* [Task to complete]: From the material below, list every line containing "this".

Data records:
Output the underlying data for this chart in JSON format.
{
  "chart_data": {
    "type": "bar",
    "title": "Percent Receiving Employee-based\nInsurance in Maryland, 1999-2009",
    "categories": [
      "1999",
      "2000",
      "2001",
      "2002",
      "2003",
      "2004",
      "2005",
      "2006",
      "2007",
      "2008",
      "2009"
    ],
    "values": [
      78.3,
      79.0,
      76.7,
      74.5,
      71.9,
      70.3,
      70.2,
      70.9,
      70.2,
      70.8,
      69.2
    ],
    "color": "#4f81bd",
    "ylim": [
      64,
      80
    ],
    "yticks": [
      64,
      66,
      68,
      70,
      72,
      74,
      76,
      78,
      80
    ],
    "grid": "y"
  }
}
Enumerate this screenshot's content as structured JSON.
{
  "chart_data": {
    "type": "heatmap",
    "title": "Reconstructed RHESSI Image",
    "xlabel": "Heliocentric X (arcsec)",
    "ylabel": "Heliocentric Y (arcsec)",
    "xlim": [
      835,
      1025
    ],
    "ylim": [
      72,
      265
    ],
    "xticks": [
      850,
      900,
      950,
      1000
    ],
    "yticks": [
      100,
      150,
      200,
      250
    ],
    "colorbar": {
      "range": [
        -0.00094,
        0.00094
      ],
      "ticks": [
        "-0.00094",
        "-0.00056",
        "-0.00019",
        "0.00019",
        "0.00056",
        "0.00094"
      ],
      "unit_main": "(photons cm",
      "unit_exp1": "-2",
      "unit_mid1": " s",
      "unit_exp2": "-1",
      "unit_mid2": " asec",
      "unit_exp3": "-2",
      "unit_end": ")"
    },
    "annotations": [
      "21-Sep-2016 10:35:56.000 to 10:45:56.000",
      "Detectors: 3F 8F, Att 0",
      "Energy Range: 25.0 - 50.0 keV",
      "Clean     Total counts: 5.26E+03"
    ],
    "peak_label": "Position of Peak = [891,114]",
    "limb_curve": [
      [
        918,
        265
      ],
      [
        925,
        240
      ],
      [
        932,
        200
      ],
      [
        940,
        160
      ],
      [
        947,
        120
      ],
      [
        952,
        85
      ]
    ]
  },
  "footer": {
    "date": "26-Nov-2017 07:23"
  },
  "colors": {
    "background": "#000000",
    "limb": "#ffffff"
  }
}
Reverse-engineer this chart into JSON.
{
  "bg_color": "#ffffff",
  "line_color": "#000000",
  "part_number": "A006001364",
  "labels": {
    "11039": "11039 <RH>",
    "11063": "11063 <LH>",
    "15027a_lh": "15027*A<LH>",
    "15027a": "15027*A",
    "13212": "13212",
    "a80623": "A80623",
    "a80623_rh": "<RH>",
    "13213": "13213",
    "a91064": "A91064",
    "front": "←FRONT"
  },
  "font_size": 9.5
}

* [Finished exercise]:
Output the underlying data for this chart in JSON format.
Enumerate this screenshot's content as structured JSON.
Reverse-engineer this chart into JSON.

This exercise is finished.